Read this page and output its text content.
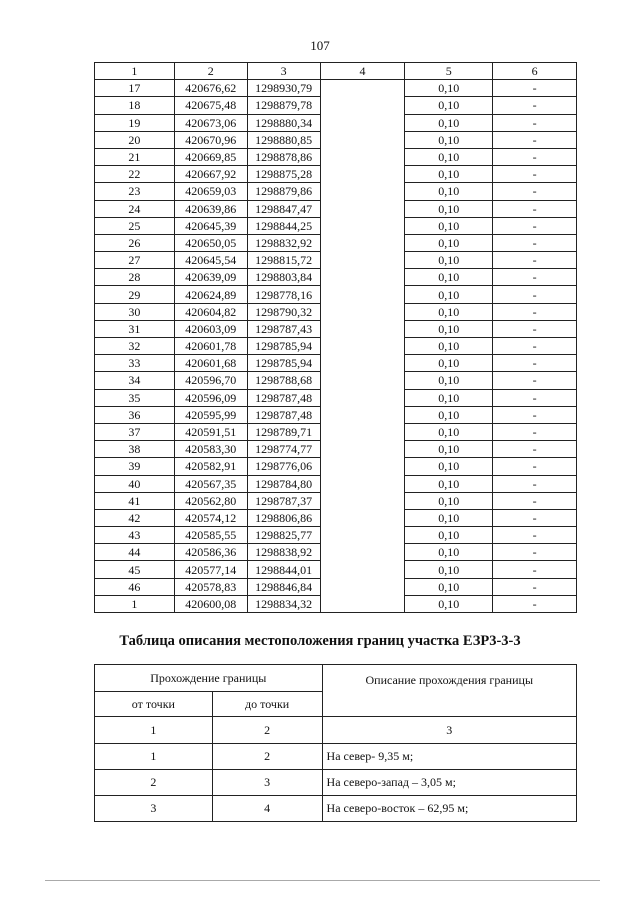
107
1	2	3	4	5	6
17	420676,62	1298930,79		0,10	-
18	420675,48	1298879,78		0,10	-
19	420673,06	1298880,34		0,10	-
20	420670,96	1298880,85		0,10	-
21	420669,85	1298878,86		0,10	-
22	420667,92	1298875,28		0,10	-
23	420659,03	1298879,86		0,10	-
24	420639,86	1298847,47		0,10	-
25	420645,39	1298844,25		0,10	-
26	420650,05	1298832,92		0,10	-
27	420645,54	1298815,72		0,10	-
28	420639,09	1298803,84		0,10	-
29	420624,89	1298778,16		0,10	-
30	420604,82	1298790,32		0,10	-
31	420603,09	1298787,43		0,10	-
32	420601,78	1298785,94		0,10	-
33	420601,68	1298785,94		0,10	-
34	420596,70	1298788,68		0,10	-
35	420596,09	1298787,48		0,10	-
36	420595,99	1298787,48		0,10	-
37	420591,51	1298789,71		0,10	-
38	420583,30	1298774,77		0,10	-
39	420582,91	1298776,06		0,10	-
40	420567,35	1298784,80		0,10	-
41	420562,80	1298787,37		0,10	-
42	420574,12	1298806,86		0,10	-
43	420585,55	1298825,77		0,10	-
44	420586,36	1298838,92		0,10	-
45	420577,14	1298844,01		0,10	-
46	420578,83	1298846,84		0,10	-
1	420600,08	1298834,32		0,10	-
Таблица описания местоположения границ участка ЕЗР3-3-3
Прохождение границы		Описание прохождения границы
от точки	до точки	
1	2	3
1	2	На север- 9,35 м;
2	3	На северо-запад – 3,05 м;
3	4	На северо-восток – 62,95 м;
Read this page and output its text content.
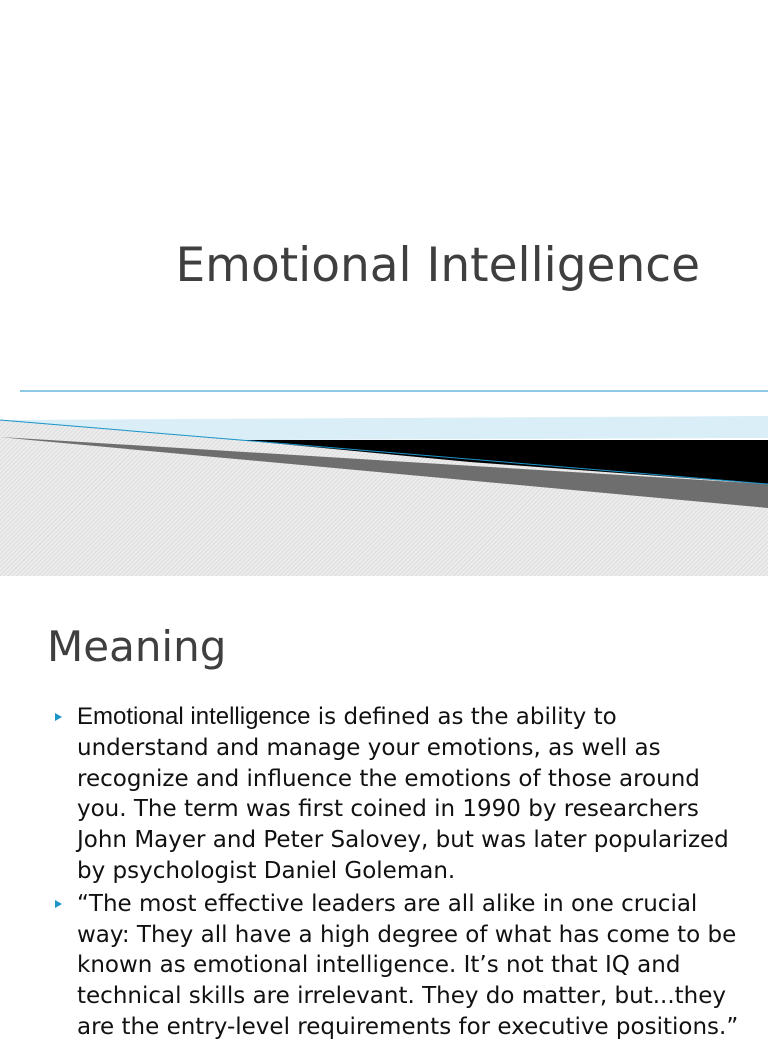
Emotional Intelligence
Meaning
Emotional intelligence is defined as the ability to understand and manage your emotions, as well as recognize and influence the emotions of those around you. The term was first coined in 1990 by researchers John Mayer and Peter Salovey, but was later popularized by psychologist Daniel Goleman.
“The most effective leaders are all alike in one crucial way: They all have a high degree of what has come to be known as emotional intelligence. It’s not that IQ and technical skills are irrelevant. They do matter, but...they are the entry-level requirements for executive positions.”
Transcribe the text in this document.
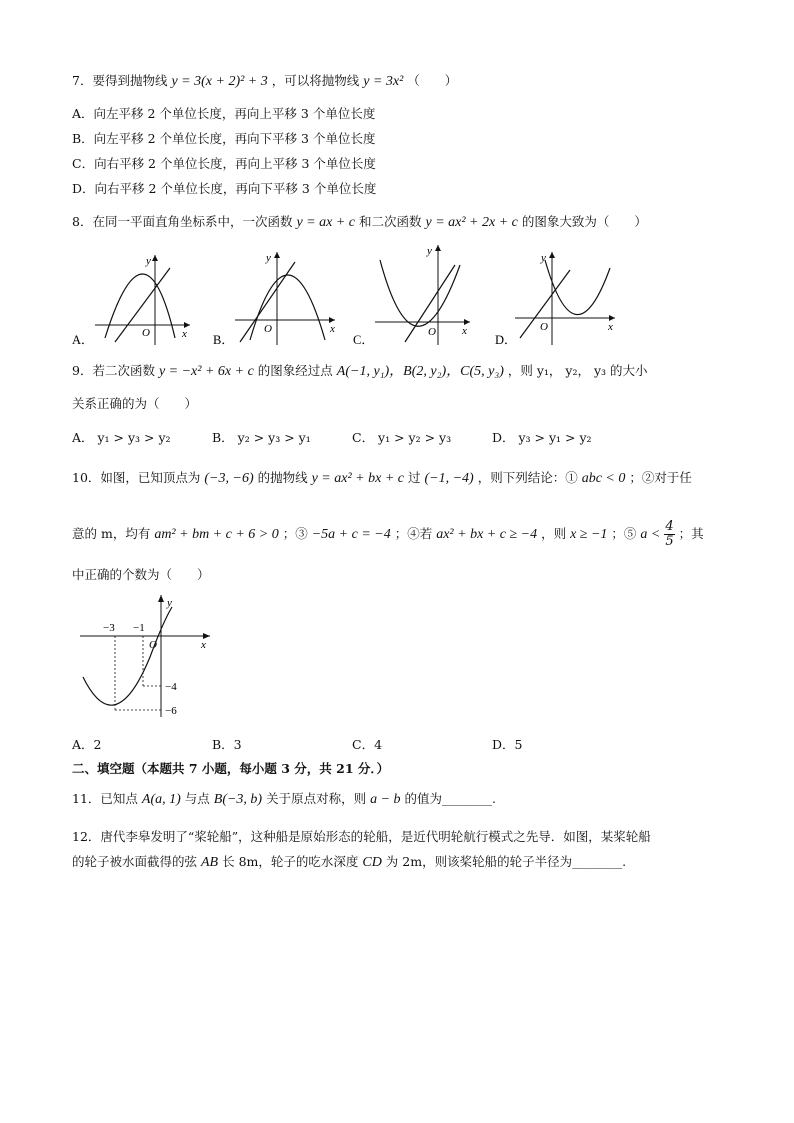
7．要得到抛物线 y = 3(x + 2)² + 3 ，可以将抛物线 y = 3x² （　　）
A．向左平移 2 个单位长度，再向上平移 3 个单位长度
B．向左平移 2 个单位长度，再向下平移 3 个单位长度
C．向右平移 2 个单位长度，再向上平移 3 个单位长度
D．向右平移 2 个单位长度，再向下平移 3 个单位长度
8．在同一平面直角坐标系中，一次函数 y = ax + c 和二次函数 y = ax² + 2x + c 的图象大致为（　　）
y
x
O
A．
y
x
O
B．
y
x
O
C．
y
x
O
D．
9．若二次函数 y = −x² + 6x + c 的图象经过点 A(−1, y₁)，B(2, y₂)，C(5, y₃) ，则 y₁， y₂， y₃ 的大小
关系正确的为（　　）
A． y₁ > y₃ > y₂	B． y₂ > y₃ > y₁	C． y₁ > y₂ > y₃	D． y₃ > y₁ > y₂
10．如图，已知顶点为 (−3, −6) 的抛物线 y = ax² + bx + c 过 (−1, −4) ，则下列结论：① abc < 0 ；②对于任
意的 m，均有 am² + bm + c + 6 > 0 ；③ −5a + c = −4 ；④若 ax² + bx + c ≥ −4 ，则 x ≥ −1 ；⑤ $a < \frac{4}{5}$ ；其
中正确的个数为（　　）
y
x
O
−3 −1
−4
−6
A．2	B．3	C．4	D．5
二、填空题（本题共 7 小题，每小题 3 分，共 21 分．）
11．已知点 A(a, 1) 与点 B(−3, b) 关于原点对称，则 a − b 的值为________.
12．唐代李皋发明了“桨轮船”，这种船是原始形态的轮船，是近代明轮航行模式之先导．如图，某桨轮船
的轮子被水面截得的弦 AB 长 8m，轮子的吃水深度 CD 为 2m，则该桨轮船的轮子半径为________.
####
*PROBLEM DETAILS*:
Do not include pictures. Copy only the lines running from the line with "Transcribe the text in this document." through the last line of the records, exactly as they appear.

*RESULT OF THIS TASK*:
Transcribe the text in this document.
7．要得到抛物线 y = 3(x + 2)² + 3 ，可以将抛物线 y = 3x² （　　）
A．向左平移 2 个单位长度，再向上平移 3 个单位长度
B．向左平移 2 个单位长度，再向下平移 3 个单位长度
C．向右平移 2 个单位长度，再向上平移 3 个单位长度
D．向右平移 2 个单位长度，再向下平移 3 个单位长度
8．在同一平面直角坐标系中，一次函数 y = ax + c 和二次函数 y = ax² + 2x + c 的图象大致为（　　）
y
x
O
A．
y
x
O
B．
y
x
O
C．
y
x
O
D．
9．若二次函数 y = −x² + 6x + c 的图象经过点 A(−1, y₁)，B(2, y₂)，C(5, y₃) ，则 y₁， y₂， y₃ 的大小
关系正确的为（　　）
A． y₁ > y₃ > y₂	B． y₂ > y₃ > y₁	C． y₁ > y₂ > y₃	D． y₃ > y₁ > y₂
10．如图，已知顶点为 (−3, −6) 的抛物线 y = ax² + bx + c 过 (−1, −4) ，则下列结论：① abc < 0 ；②对于任
意的 m，均有 am² + bm + c + 6 > 0 ；③ −5a + c = −4 ；④若 ax² + bx + c ≥ −4 ，则 x ≥ −1 ；⑤ $a < \frac{4}{5}$ ；其
中正确的个数为（　　）
y
x
O
−3 −1
−4
−6
A．2	B．3	C．4	D．5
二、填空题（本题共 7 小题，每小题 3 分，共 21 分．）
11．已知点 A(a, 1) 与点 B(−3, b) 关于原点对称，则 a − b 的值为________.
12．唐代李皋发明了“桨轮船”，这种船是原始形态的轮船，是近代明轮航行模式之先导．如图，某桨轮船
的轮子被水面截得的弦 AB 长 8m，轮子的吃水深度 CD 为 2m，则该桨轮船的轮子半径为________.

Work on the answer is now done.